▸ PROBLEM REQUIREMENTS
Would you please transcribe the entire listing exactly?

[TASK DATA — start]

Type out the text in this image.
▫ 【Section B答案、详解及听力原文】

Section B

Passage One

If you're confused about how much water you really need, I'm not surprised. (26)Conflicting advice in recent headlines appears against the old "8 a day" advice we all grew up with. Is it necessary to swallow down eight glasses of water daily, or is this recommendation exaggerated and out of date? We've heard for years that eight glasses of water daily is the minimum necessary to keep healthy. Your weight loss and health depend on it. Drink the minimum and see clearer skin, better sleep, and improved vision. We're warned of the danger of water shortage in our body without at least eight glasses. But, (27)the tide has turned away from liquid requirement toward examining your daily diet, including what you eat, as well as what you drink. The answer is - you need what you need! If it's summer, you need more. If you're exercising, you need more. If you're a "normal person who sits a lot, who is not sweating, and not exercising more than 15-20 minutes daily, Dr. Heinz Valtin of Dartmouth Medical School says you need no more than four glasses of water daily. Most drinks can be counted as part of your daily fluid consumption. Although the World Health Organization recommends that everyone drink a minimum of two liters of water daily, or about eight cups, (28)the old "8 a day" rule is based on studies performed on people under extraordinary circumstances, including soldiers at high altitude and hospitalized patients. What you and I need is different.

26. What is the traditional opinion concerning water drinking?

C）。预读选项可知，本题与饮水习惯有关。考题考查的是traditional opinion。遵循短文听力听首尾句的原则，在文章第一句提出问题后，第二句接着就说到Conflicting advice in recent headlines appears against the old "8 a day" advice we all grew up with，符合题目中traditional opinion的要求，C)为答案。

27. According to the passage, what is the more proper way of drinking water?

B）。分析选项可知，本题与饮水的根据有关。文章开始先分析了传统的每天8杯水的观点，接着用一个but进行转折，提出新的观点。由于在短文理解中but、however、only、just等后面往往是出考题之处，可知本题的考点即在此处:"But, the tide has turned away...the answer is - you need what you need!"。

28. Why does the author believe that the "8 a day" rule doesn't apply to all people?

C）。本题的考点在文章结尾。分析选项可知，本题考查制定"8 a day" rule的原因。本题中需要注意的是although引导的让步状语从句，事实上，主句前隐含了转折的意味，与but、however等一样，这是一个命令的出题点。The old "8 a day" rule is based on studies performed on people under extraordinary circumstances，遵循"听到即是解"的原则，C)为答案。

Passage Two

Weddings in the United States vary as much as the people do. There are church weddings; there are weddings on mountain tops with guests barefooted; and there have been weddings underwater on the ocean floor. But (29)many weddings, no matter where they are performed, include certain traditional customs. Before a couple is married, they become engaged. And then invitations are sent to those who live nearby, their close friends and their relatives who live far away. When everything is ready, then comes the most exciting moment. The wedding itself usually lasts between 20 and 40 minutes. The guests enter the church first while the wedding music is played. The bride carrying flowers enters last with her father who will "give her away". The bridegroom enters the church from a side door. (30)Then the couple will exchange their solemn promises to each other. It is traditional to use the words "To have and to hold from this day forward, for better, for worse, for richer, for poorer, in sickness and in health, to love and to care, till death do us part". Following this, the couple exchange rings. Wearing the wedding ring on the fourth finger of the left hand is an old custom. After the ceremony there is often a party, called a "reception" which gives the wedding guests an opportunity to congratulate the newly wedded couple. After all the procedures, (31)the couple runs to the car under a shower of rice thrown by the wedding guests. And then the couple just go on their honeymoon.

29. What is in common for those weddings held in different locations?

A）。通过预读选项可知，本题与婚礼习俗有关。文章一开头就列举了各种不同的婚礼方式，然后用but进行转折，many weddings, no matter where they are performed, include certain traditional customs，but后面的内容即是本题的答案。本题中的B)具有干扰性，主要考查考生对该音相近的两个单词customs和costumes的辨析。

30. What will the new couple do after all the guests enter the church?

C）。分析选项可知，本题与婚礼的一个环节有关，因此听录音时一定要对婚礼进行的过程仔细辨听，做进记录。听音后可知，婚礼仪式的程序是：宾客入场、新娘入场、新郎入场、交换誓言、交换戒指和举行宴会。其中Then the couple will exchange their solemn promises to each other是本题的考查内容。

[TASK DATA — finish]

▸ RESULT OF THIS EXERCISE
Type out the text in this image.
▫ 【Section B答案、详解及听力原文】

Section B

Passage One

If you're confused about how much water you really need, I'm not surprised. (26)Conflicting advice in recent headlines appears against the old "8 a day" advice we all grew up with. Is it necessary to swallow down eight glasses of water daily, or is this recommendation exaggerated and out of date? We've heard for years that eight glasses of water daily is the minimum necessary to keep healthy. Your weight loss and health depend on it. Drink the minimum and see clearer skin, better sleep, and improved vision. We're warned of the danger of water shortage in our body without at least eight glasses. But, (27)the tide has turned away from liquid requirement toward examining your daily diet, including what you eat, as well as what you drink. The answer is - you need what you need! If it's summer, you need more. If you're exercising, you need more. If you're a "normal person who sits a lot, who is not sweating, and not exercising more than 15-20 minutes daily, Dr. Heinz Valtin of Dartmouth Medical School says you need no more than four glasses of water daily. Most drinks can be counted as part of your daily fluid consumption. Although the World Health Organization recommends that everyone drink a minimum of two liters of water daily, or about eight cups, (28)the old "8 a day" rule is based on studies performed on people under extraordinary circumstances, including soldiers at high altitude and hospitalized patients. What you and I need is different.

26. What is the traditional opinion concerning water drinking?

C）。预读选项可知，本题与饮水习惯有关。考题考查的是traditional opinion。遵循短文听力听首尾句的原则，在文章第一句提出问题后，第二句接着就说到Conflicting advice in recent headlines appears against the old "8 a day" advice we all grew up with，符合题目中traditional opinion的要求，C)为答案。

27. According to the passage, what is the more proper way of drinking water?

B）。分析选项可知，本题与饮水的根据有关。文章开始先分析了传统的每天8杯水的观点，接着用一个but进行转折，提出新的观点。由于在短文理解中but、however、only、just等后面往往是出考题之处，可知本题的考点即在此处:"But, the tide has turned away...the answer is - you need what you need!"。

28. Why does the author believe that the "8 a day" rule doesn't apply to all people?

C）。本题的考点在文章结尾。分析选项可知，本题考查制定"8 a day" rule的原因。本题中需要注意的是although引导的让步状语从句，事实上，主句前隐含了转折的意味，与but、however等一样，这是一个命令的出题点。The old "8 a day" rule is based on studies performed on people under extraordinary circumstances，遵循"听到即是解"的原则，C)为答案。

Passage Two

Weddings in the United States vary as much as the people do. There are church weddings; there are weddings on mountain tops with guests barefooted; and there have been weddings underwater on the ocean floor. But (29)many weddings, no matter where they are performed, include certain traditional customs. Before a couple is married, they become engaged. And then invitations are sent to those who live nearby, their close friends and their relatives who live far away. When everything is ready, then comes the most exciting moment. The wedding itself usually lasts between 20 and 40 minutes. The guests enter the church first while the wedding music is played. The bride carrying flowers enters last with her father who will "give her away". The bridegroom enters the church from a side door. (30)Then the couple will exchange their solemn promises to each other. It is traditional to use the words "To have and to hold from this day forward, for better, for worse, for richer, for poorer, in sickness and in health, to love and to care, till death do us part". Following this, the couple exchange rings. Wearing the wedding ring on the fourth finger of the left hand is an old custom. After the ceremony there is often a party, called a "reception" which gives the wedding guests an opportunity to congratulate the newly wedded couple. After all the procedures, (31)the couple runs to the car under a shower of rice thrown by the wedding guests. And then the couple just go on their honeymoon.

29. What is in common for those weddings held in different locations?

A）。通过预读选项可知，本题与婚礼习俗有关。文章一开头就列举了各种不同的婚礼方式，然后用but进行转折，many weddings, no matter where they are performed, include certain traditional customs，but后面的内容即是本题的答案。本题中的B)具有干扰性，主要考查考生对该音相近的两个单词customs和costumes的辨析。

30. What will the new couple do after all the guests enter the church?

C）。分析选项可知，本题与婚礼的一个环节有关，因此听录音时一定要对婚礼进行的过程仔细辨听，做进记录。听音后可知，婚礼仪式的程序是：宾客入场、新娘入场、新郎入场、交换誓言、交换戒指和举行宴会。其中Then the couple will exchange their solemn promises to each other是本题的考查内容。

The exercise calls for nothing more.